• _TASK TO CARRY OUT_: Write out the listing below in full and exactly, leaving out every picture.

[Stored dataset items]

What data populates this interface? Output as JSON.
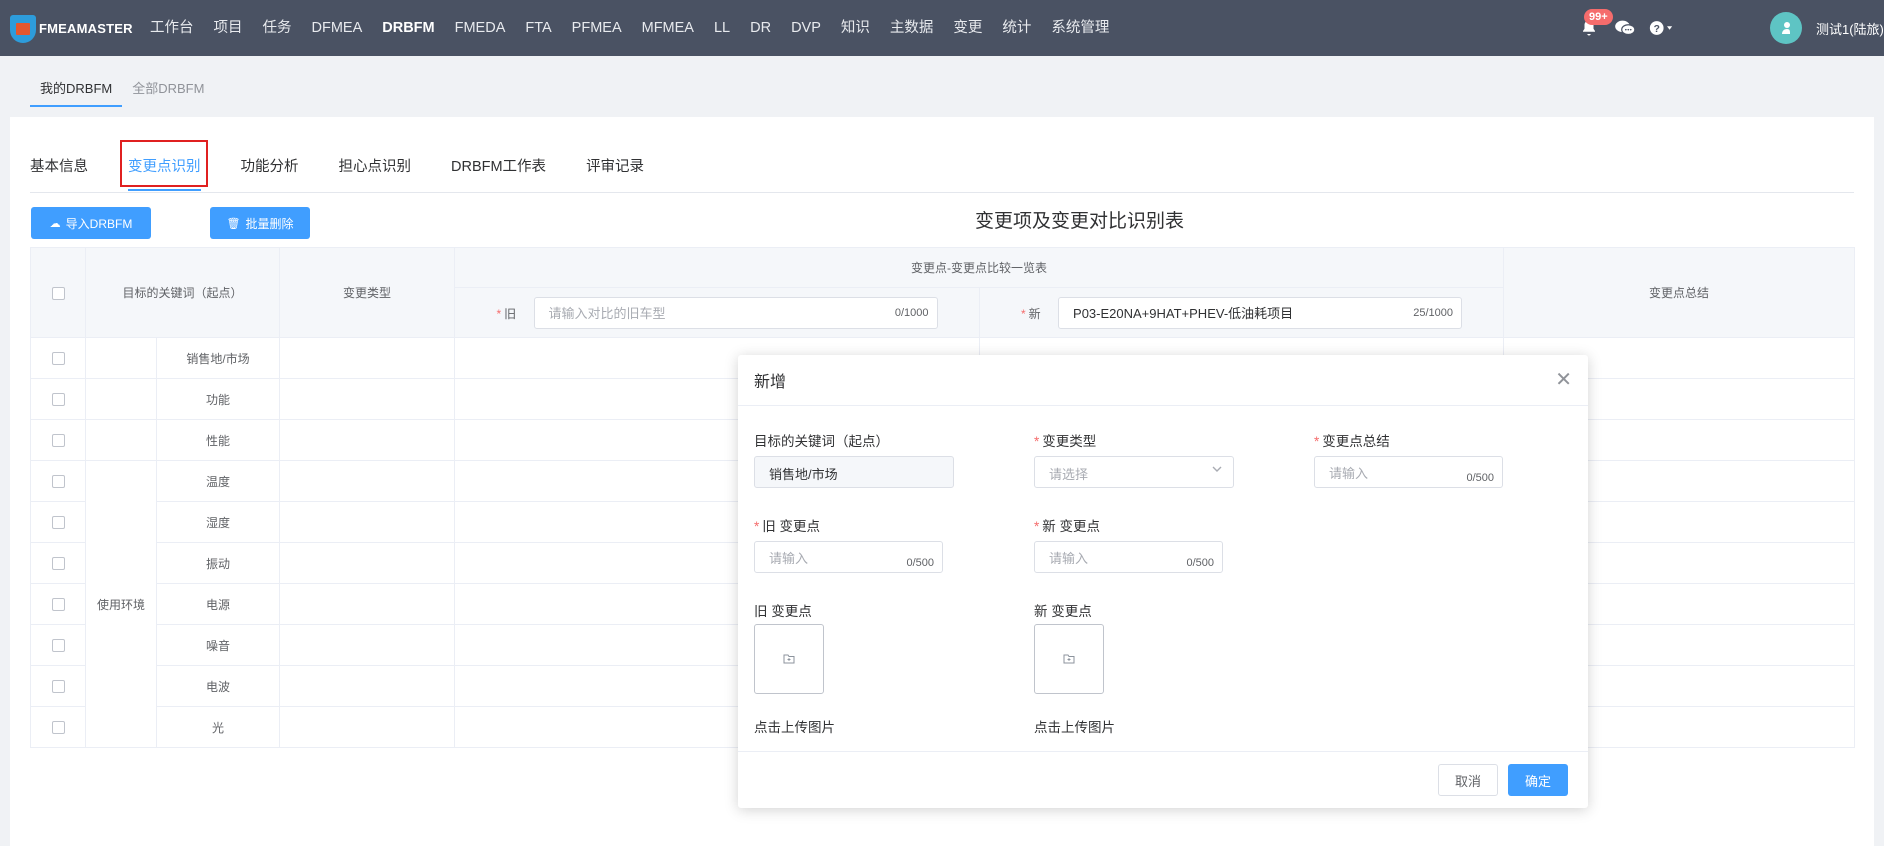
{
  "nav": {
    "logo_text": "FMEAMASTER",
    "menu": [
      "工作台",
      "项目",
      "任务",
      "DFMEA",
      "DRBFM",
      "FMEDA",
      "FTA",
      "PFMEA",
      "MFMEA",
      "LL",
      "DR",
      "DVP",
      "知识",
      "主数据",
      "变更",
      "统计",
      "系统管理"
    ],
    "active_menu": "DRBFM",
    "notification_badge": "99+",
    "username": "测试1(陆旅)",
    "icons": [
      "bell-icon",
      "chat-icon",
      "help-icon"
    ]
  },
  "subtabs": [
    "我的DRBFM",
    "全部DRBFM"
  ],
  "tabs": [
    "基本信息",
    "变更点识别",
    "功能分析",
    "担心点识别",
    "DRBFM工作表",
    "评审记录"
  ],
  "toolbar": {
    "import_label": "导入DRBFM",
    "batch_delete_label": "批量删除"
  },
  "table": {
    "title": "变更项及变更对比识别表",
    "col_keyword": "目标的关键词（起点）",
    "col_type": "变更类型",
    "col_compare": "变更点-变更点比较一览表",
    "col_summary": "变更点总结",
    "old_label": "旧",
    "new_label": "新",
    "old_placeholder": "请输入对比的旧车型",
    "old_count": "0/1000",
    "new_value": "P03-E20NA+9HAT+PHEV-低油耗项目",
    "new_count": "25/1000",
    "group_label": "使用环境",
    "rows": [
      "销售地/市场",
      "功能",
      "性能",
      "温度",
      "湿度",
      "振动",
      "电源",
      "噪音",
      "电波",
      "光"
    ]
  },
  "dialog": {
    "title": "新增",
    "keyword_label": "目标的关键词（起点）",
    "keyword_value": "销售地/市场",
    "type_label": "变更类型",
    "type_placeholder": "请选择",
    "summary_label": "变更点总结",
    "summary_placeholder": "请输入",
    "summary_count": "0/500",
    "old_point_label": "旧 变更点",
    "old_point_placeholder": "请输入",
    "old_point_count": "0/500",
    "new_point_label": "新 变更点",
    "new_point_placeholder": "请输入",
    "new_point_count": "0/500",
    "old_image_label": "旧 变更点",
    "new_image_label": "新 变更点",
    "upload_hint": "点击上传图片",
    "cancel_label": "取消",
    "ok_label": "确定"
  },
  "colors": {
    "nav_bg": "#4a5263",
    "primary": "#409eff",
    "required": "#f56c6c",
    "highlight": "#e02020"
  }
}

• _CORRECT OUTPUT_:
What data populates this interface? Output as JSON.
{
  "nav": {
    "logo_text": "FMEAMASTER",
    "menu": [
      "工作台",
      "项目",
      "任务",
      "DFMEA",
      "DRBFM",
      "FMEDA",
      "FTA",
      "PFMEA",
      "MFMEA",
      "LL",
      "DR",
      "DVP",
      "知识",
      "主数据",
      "变更",
      "统计",
      "系统管理"
    ],
    "active_menu": "DRBFM",
    "notification_badge": "99+",
    "username": "测试1(陆旅)",
    "icons": [
      "bell-icon",
      "chat-icon",
      "help-icon"
    ]
  },
  "subtabs": [
    "我的DRBFM",
    "全部DRBFM"
  ],
  "tabs": [
    "基本信息",
    "变更点识别",
    "功能分析",
    "担心点识别",
    "DRBFM工作表",
    "评审记录"
  ],
  "toolbar": {
    "import_label": "导入DRBFM",
    "batch_delete_label": "批量删除"
  },
  "table": {
    "title": "变更项及变更对比识别表",
    "col_keyword": "目标的关键词（起点）",
    "col_type": "变更类型",
    "col_compare": "变更点-变更点比较一览表",
    "col_summary": "变更点总结",
    "old_label": "旧",
    "new_label": "新",
    "old_placeholder": "请输入对比的旧车型",
    "old_count": "0/1000",
    "new_value": "P03-E20NA+9HAT+PHEV-低油耗项目",
    "new_count": "25/1000",
    "group_label": "使用环境",
    "rows": [
      "销售地/市场",
      "功能",
      "性能",
      "温度",
      "湿度",
      "振动",
      "电源",
      "噪音",
      "电波",
      "光"
    ]
  },
  "dialog": {
    "title": "新增",
    "keyword_label": "目标的关键词（起点）",
    "keyword_value": "销售地/市场",
    "type_label": "变更类型",
    "type_placeholder": "请选择",
    "summary_label": "变更点总结",
    "summary_placeholder": "请输入",
    "summary_count": "0/500",
    "old_point_label": "旧 变更点",
    "old_point_placeholder": "请输入",
    "old_point_count": "0/500",
    "new_point_label": "新 变更点",
    "new_point_placeholder": "请输入",
    "new_point_count": "0/500",
    "old_image_label": "旧 变更点",
    "new_image_label": "新 变更点",
    "upload_hint": "点击上传图片",
    "cancel_label": "取消",
    "ok_label": "确定"
  },
  "colors": {
    "nav_bg": "#4a5263",
    "primary": "#409eff",
    "required": "#f56c6c",
    "highlight": "#e02020"
  }
}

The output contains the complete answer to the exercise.